- THE TASK:
Can you transcribe every record below exactly as it appears?

Records from a dataset

-----

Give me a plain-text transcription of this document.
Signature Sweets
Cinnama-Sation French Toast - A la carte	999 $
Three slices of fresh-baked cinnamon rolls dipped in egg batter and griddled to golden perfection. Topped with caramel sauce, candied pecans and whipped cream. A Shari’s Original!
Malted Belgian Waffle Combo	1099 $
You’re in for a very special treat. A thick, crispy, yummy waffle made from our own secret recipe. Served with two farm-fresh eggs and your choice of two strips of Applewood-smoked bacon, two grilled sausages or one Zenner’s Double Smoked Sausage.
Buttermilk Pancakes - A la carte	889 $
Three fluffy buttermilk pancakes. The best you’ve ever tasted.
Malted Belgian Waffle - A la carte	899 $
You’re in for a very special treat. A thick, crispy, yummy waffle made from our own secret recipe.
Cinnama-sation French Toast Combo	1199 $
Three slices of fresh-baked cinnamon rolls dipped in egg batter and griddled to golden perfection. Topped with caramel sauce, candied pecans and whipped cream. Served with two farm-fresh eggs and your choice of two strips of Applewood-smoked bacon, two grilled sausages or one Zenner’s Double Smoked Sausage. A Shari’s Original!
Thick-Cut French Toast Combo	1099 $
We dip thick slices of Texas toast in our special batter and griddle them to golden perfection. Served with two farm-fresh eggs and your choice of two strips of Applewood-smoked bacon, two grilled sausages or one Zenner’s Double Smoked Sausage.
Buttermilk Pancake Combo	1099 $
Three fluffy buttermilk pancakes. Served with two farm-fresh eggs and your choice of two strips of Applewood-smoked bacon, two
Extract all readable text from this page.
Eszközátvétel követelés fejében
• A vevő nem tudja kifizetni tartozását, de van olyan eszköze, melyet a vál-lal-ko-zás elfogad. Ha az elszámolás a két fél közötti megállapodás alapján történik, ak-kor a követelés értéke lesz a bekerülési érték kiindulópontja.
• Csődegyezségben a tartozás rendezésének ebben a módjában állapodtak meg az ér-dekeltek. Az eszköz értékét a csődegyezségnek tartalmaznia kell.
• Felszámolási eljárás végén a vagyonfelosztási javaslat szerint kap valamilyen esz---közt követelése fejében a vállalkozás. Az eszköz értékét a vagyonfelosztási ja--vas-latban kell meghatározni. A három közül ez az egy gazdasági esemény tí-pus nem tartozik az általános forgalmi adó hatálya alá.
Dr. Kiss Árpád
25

-----

- WRITTEN ANSWER:
Give me a plain-text transcription of this document.
Signature Sweets
Cinnama-Sation French Toast - A la carte	999 $
Three slices of fresh-baked cinnamon rolls dipped in egg batter and griddled to golden perfection. Topped with caramel sauce, candied pecans and whipped cream. A Shari’s Original!
Malted Belgian Waffle Combo	1099 $
You’re in for a very special treat. A thick, crispy, yummy waffle made from our own secret recipe. Served with two farm-fresh eggs and your choice of two strips of Applewood-smoked bacon, two grilled sausages or one Zenner’s Double Smoked Sausage.
Buttermilk Pancakes - A la carte	889 $
Three fluffy buttermilk pancakes. The best you’ve ever tasted.
Malted Belgian Waffle - A la carte	899 $
You’re in for a very special treat. A thick, crispy, yummy waffle made from our own secret recipe.
Cinnama-sation French Toast Combo	1199 $
Three slices of fresh-baked cinnamon rolls dipped in egg batter and griddled to golden perfection. Topped with caramel sauce, candied pecans and whipped cream. Served with two farm-fresh eggs and your choice of two strips of Applewood-smoked bacon, two grilled sausages or one Zenner’s Double Smoked Sausage. A Shari’s Original!
Thick-Cut French Toast Combo	1099 $
We dip thick slices of Texas toast in our special batter and griddle them to golden perfection. Served with two farm-fresh eggs and your choice of two strips of Applewood-smoked bacon, two grilled sausages or one Zenner’s Double Smoked Sausage.
Buttermilk Pancake Combo	1099 $
Three fluffy buttermilk pancakes. Served with two farm-fresh eggs and your choice of two strips of Applewood-smoked bacon, two
Extract all readable text from this page.
Eszközátvétel követelés fejében
• A vevő nem tudja kifizetni tartozását, de van olyan eszköze, melyet a vál-lal-ko-zás elfogad. Ha az elszámolás a két fél közötti megállapodás alapján történik, ak-kor a követelés értéke lesz a bekerülési érték kiindulópontja.
• Csődegyezségben a tartozás rendezésének ebben a módjában állapodtak meg az ér-dekeltek. Az eszköz értékét a csődegyezségnek tartalmaznia kell.
• Felszámolási eljárás végén a vagyonfelosztási javaslat szerint kap valamilyen esz---közt követelése fejében a vállalkozás. Az eszköz értékét a vagyonfelosztási ja--vas-latban kell meghatározni. A három közül ez az egy gazdasági esemény tí-pus nem tartozik az általános forgalmi adó hatálya alá.
Dr. Kiss Árpád
25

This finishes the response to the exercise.